Start of Data supplied
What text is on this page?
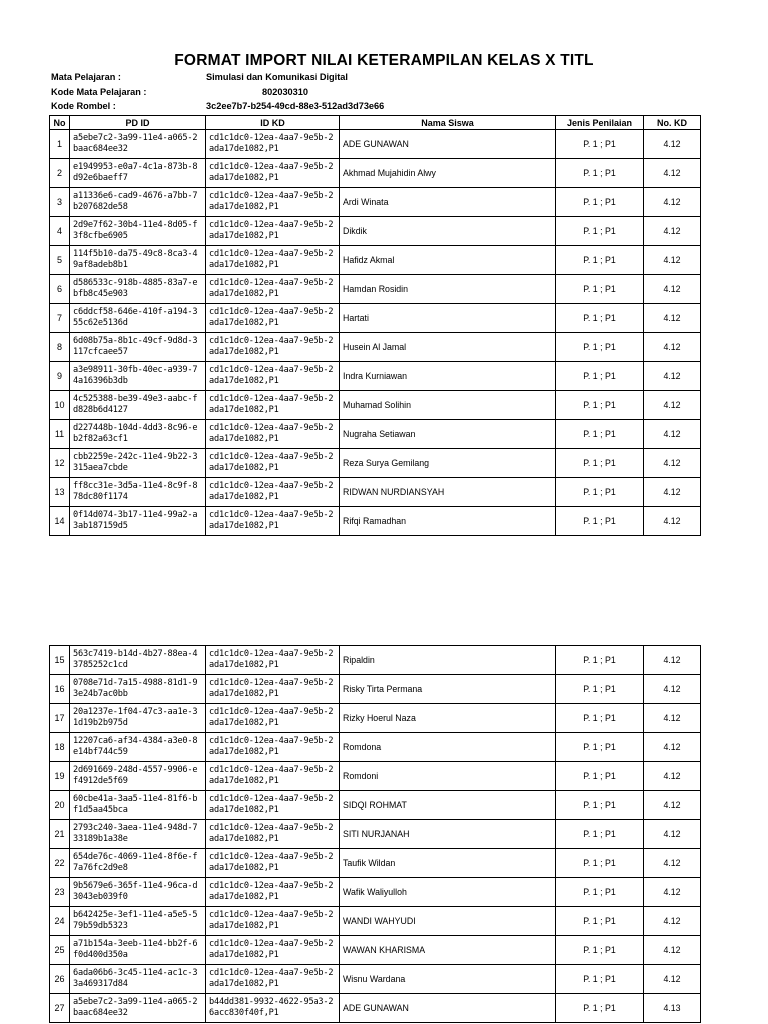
FORMAT IMPORT NILAI KETERAMPILAN KELAS X TITL
Mata Pelajaran :	Simulasi dan Komunikasi Digital
Kode Mata Pelajaran :	802030310
Kode Rombel :	3c2ee7b7-b254-49cd-88e3-512ad3d73e66
No	PD ID	ID KD	Nama Siswa	Jenis Penilaian	No. KD
1	a5ebe7c2-3a99-11e4-a065-2baac684ee32	cd1c1dc0-12ea-4aa7-9e5b-2ada17de1082,P1	ADE GUNAWAN	P. 1 ; P1	4.12
2	e1949953-e0a7-4c1a-873b-8d92e6baeff7	cd1c1dc0-12ea-4aa7-9e5b-2ada17de1082,P1	Akhmad Mujahidin Alwy	P. 1 ; P1	4.12
3	a11336e6-cad9-4676-a7bb-7b207682de58	cd1c1dc0-12ea-4aa7-9e5b-2ada17de1082,P1	Ardi Winata	P. 1 ; P1	4.12
4	2d9e7f62-30b4-11e4-8d05-f3f8cfbe6905	cd1c1dc0-12ea-4aa7-9e5b-2ada17de1082,P1	Dikdik	P. 1 ; P1	4.12
5	114f5b10-da75-49c8-8ca3-49af8adeb8b1	cd1c1dc0-12ea-4aa7-9e5b-2ada17de1082,P1	Hafidz Akmal	P. 1 ; P1	4.12
6	d586533c-918b-4885-83a7-ebfb8c45e903	cd1c1dc0-12ea-4aa7-9e5b-2ada17de1082,P1	Hamdan Rosidin	P. 1 ; P1	4.12
7	c6ddcf58-646e-410f-a194-355c62e5136d	cd1c1dc0-12ea-4aa7-9e5b-2ada17de1082,P1	Hartati	P. 1 ; P1	4.12
8	6d08b75a-8b1c-49cf-9d8d-3117cfcaee57	cd1c1dc0-12ea-4aa7-9e5b-2ada17de1082,P1	Husein Al Jamal	P. 1 ; P1	4.12
9	a3e98911-30fb-40ec-a939-74a16396b3db	cd1c1dc0-12ea-4aa7-9e5b-2ada17de1082,P1	Indra Kurniawan	P. 1 ; P1	4.12
10	4c525388-be39-49e3-aabc-fd828b6d4127	cd1c1dc0-12ea-4aa7-9e5b-2ada17de1082,P1	Muhamad Solihin	P. 1 ; P1	4.12
11	d227448b-104d-4dd3-8c96-eb2f82a63cf1	cd1c1dc0-12ea-4aa7-9e5b-2ada17de1082,P1	Nugraha Setiawan	P. 1 ; P1	4.12
12	cbb2259e-242c-11e4-9b22-3315aea7cbde	cd1c1dc0-12ea-4aa7-9e5b-2ada17de1082,P1	Reza Surya Gemilang	P. 1 ; P1	4.12
13	ff8cc31e-3d5a-11e4-8c9f-878dc80f1174	cd1c1dc0-12ea-4aa7-9e5b-2ada17de1082,P1	RIDWAN NURDIANSYAH	P. 1 ; P1	4.12
14	0f14d074-3b17-11e4-99a2-a3ab187159d5	cd1c1dc0-12ea-4aa7-9e5b-2ada17de1082,P1	Rifqi Ramadhan	P. 1 ; P1	4.12
15	563c7419-b14d-4b27-88ea-43785252c1cd	cd1c1dc0-12ea-4aa7-9e5b-2ada17de1082,P1	Ripaldin	P. 1 ; P1	4.12
16	0708e71d-7a15-4988-81d1-93e24b7ac0bb	cd1c1dc0-12ea-4aa7-9e5b-2ada17de1082,P1	Risky Tirta Permana	P. 1 ; P1	4.12
17	20a1237e-1f04-47c3-aa1e-31d19b2b975d	cd1c1dc0-12ea-4aa7-9e5b-2ada17de1082,P1	Rizky Hoerul Naza	P. 1 ; P1	4.12
18	12207ca6-af34-4384-a3e0-8e14bf744c59	cd1c1dc0-12ea-4aa7-9e5b-2ada17de1082,P1	Romdona	P. 1 ; P1	4.12
19	2d691669-248d-4557-9906-ef4912de5f69	cd1c1dc0-12ea-4aa7-9e5b-2ada17de1082,P1	Romdoni	P. 1 ; P1	4.12
20	60cbe41a-3aa5-11e4-81f6-bf1d5aa45bca	cd1c1dc0-12ea-4aa7-9e5b-2ada17de1082,P1	SIDQI ROHMAT	P. 1 ; P1	4.12
21	2793c240-3aea-11e4-948d-733189b1a38e	cd1c1dc0-12ea-4aa7-9e5b-2ada17de1082,P1	SITI NURJANAH	P. 1 ; P1	4.12
22	654de76c-4069-11e4-8f6e-f7a76fc2d9e8	cd1c1dc0-12ea-4aa7-9e5b-2ada17de1082,P1	Taufik Wildan	P. 1 ; P1	4.12
23	9b5679e6-365f-11e4-96ca-d3043eb039f0	cd1c1dc0-12ea-4aa7-9e5b-2ada17de1082,P1	Wafik Waliyulloh	P. 1 ; P1	4.12
24	b642425e-3ef1-11e4-a5e5-579b59db5323	cd1c1dc0-12ea-4aa7-9e5b-2ada17de1082,P1	WANDI WAHYUDI	P. 1 ; P1	4.12
25	a71b154a-3eeb-11e4-bb2f-6f0d400d350a	cd1c1dc0-12ea-4aa7-9e5b-2ada17de1082,P1	WAWAN KHARISMA	P. 1 ; P1	4.12
26	6ada06b6-3c45-11e4-ac1c-33a469317d84	cd1c1dc0-12ea-4aa7-9e5b-2ada17de1082,P1	Wisnu Wardana	P. 1 ; P1	4.12
27	a5ebe7c2-3a99-11e4-a065-2baac684ee32	b44dd381-9932-4622-95a3-26acc830f40f,P1	ADE GUNAWAN	P. 1 ; P1	4.13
End of Data supplied
■ Short exercise
The records above must be transcribed exactly. Pictures are left out of the copy.

■ Final result
What text is on this page?
FORMAT IMPORT NILAI KETERAMPILAN KELAS X TITL
Mata Pelajaran :	Simulasi dan Komunikasi Digital
Kode Mata Pelajaran :	802030310
Kode Rombel :	3c2ee7b7-b254-49cd-88e3-512ad3d73e66
No	PD ID	ID KD	Nama Siswa	Jenis Penilaian	No. KD
1	a5ebe7c2-3a99-11e4-a065-2baac684ee32	cd1c1dc0-12ea-4aa7-9e5b-2ada17de1082,P1	ADE GUNAWAN	P. 1 ; P1	4.12
2	e1949953-e0a7-4c1a-873b-8d92e6baeff7	cd1c1dc0-12ea-4aa7-9e5b-2ada17de1082,P1	Akhmad Mujahidin Alwy	P. 1 ; P1	4.12
3	a11336e6-cad9-4676-a7bb-7b207682de58	cd1c1dc0-12ea-4aa7-9e5b-2ada17de1082,P1	Ardi Winata	P. 1 ; P1	4.12
4	2d9e7f62-30b4-11e4-8d05-f3f8cfbe6905	cd1c1dc0-12ea-4aa7-9e5b-2ada17de1082,P1	Dikdik	P. 1 ; P1	4.12
5	114f5b10-da75-49c8-8ca3-49af8adeb8b1	cd1c1dc0-12ea-4aa7-9e5b-2ada17de1082,P1	Hafidz Akmal	P. 1 ; P1	4.12
6	d586533c-918b-4885-83a7-ebfb8c45e903	cd1c1dc0-12ea-4aa7-9e5b-2ada17de1082,P1	Hamdan Rosidin	P. 1 ; P1	4.12
7	c6ddcf58-646e-410f-a194-355c62e5136d	cd1c1dc0-12ea-4aa7-9e5b-2ada17de1082,P1	Hartati	P. 1 ; P1	4.12
8	6d08b75a-8b1c-49cf-9d8d-3117cfcaee57	cd1c1dc0-12ea-4aa7-9e5b-2ada17de1082,P1	Husein Al Jamal	P. 1 ; P1	4.12
9	a3e98911-30fb-40ec-a939-74a16396b3db	cd1c1dc0-12ea-4aa7-9e5b-2ada17de1082,P1	Indra Kurniawan	P. 1 ; P1	4.12
10	4c525388-be39-49e3-aabc-fd828b6d4127	cd1c1dc0-12ea-4aa7-9e5b-2ada17de1082,P1	Muhamad Solihin	P. 1 ; P1	4.12
11	d227448b-104d-4dd3-8c96-eb2f82a63cf1	cd1c1dc0-12ea-4aa7-9e5b-2ada17de1082,P1	Nugraha Setiawan	P. 1 ; P1	4.12
12	cbb2259e-242c-11e4-9b22-3315aea7cbde	cd1c1dc0-12ea-4aa7-9e5b-2ada17de1082,P1	Reza Surya Gemilang	P. 1 ; P1	4.12
13	ff8cc31e-3d5a-11e4-8c9f-878dc80f1174	cd1c1dc0-12ea-4aa7-9e5b-2ada17de1082,P1	RIDWAN NURDIANSYAH	P. 1 ; P1	4.12
14	0f14d074-3b17-11e4-99a2-a3ab187159d5	cd1c1dc0-12ea-4aa7-9e5b-2ada17de1082,P1	Rifqi Ramadhan	P. 1 ; P1	4.12
15	563c7419-b14d-4b27-88ea-43785252c1cd	cd1c1dc0-12ea-4aa7-9e5b-2ada17de1082,P1	Ripaldin	P. 1 ; P1	4.12
16	0708e71d-7a15-4988-81d1-93e24b7ac0bb	cd1c1dc0-12ea-4aa7-9e5b-2ada17de1082,P1	Risky Tirta Permana	P. 1 ; P1	4.12
17	20a1237e-1f04-47c3-aa1e-31d19b2b975d	cd1c1dc0-12ea-4aa7-9e5b-2ada17de1082,P1	Rizky Hoerul Naza	P. 1 ; P1	4.12
18	12207ca6-af34-4384-a3e0-8e14bf744c59	cd1c1dc0-12ea-4aa7-9e5b-2ada17de1082,P1	Romdona	P. 1 ; P1	4.12
19	2d691669-248d-4557-9906-ef4912de5f69	cd1c1dc0-12ea-4aa7-9e5b-2ada17de1082,P1	Romdoni	P. 1 ; P1	4.12
20	60cbe41a-3aa5-11e4-81f6-bf1d5aa45bca	cd1c1dc0-12ea-4aa7-9e5b-2ada17de1082,P1	SIDQI ROHMAT	P. 1 ; P1	4.12
21	2793c240-3aea-11e4-948d-733189b1a38e	cd1c1dc0-12ea-4aa7-9e5b-2ada17de1082,P1	SITI NURJANAH	P. 1 ; P1	4.12
22	654de76c-4069-11e4-8f6e-f7a76fc2d9e8	cd1c1dc0-12ea-4aa7-9e5b-2ada17de1082,P1	Taufik Wildan	P. 1 ; P1	4.12
23	9b5679e6-365f-11e4-96ca-d3043eb039f0	cd1c1dc0-12ea-4aa7-9e5b-2ada17de1082,P1	Wafik Waliyulloh	P. 1 ; P1	4.12
24	b642425e-3ef1-11e4-a5e5-579b59db5323	cd1c1dc0-12ea-4aa7-9e5b-2ada17de1082,P1	WANDI WAHYUDI	P. 1 ; P1	4.12
25	a71b154a-3eeb-11e4-bb2f-6f0d400d350a	cd1c1dc0-12ea-4aa7-9e5b-2ada17de1082,P1	WAWAN KHARISMA	P. 1 ; P1	4.12
26	6ada06b6-3c45-11e4-ac1c-33a469317d84	cd1c1dc0-12ea-4aa7-9e5b-2ada17de1082,P1	Wisnu Wardana	P. 1 ; P1	4.12
27	a5ebe7c2-3a99-11e4-a065-2baac684ee32	b44dd381-9932-4622-95a3-26acc830f40f,P1	ADE GUNAWAN	P. 1 ; P1	4.13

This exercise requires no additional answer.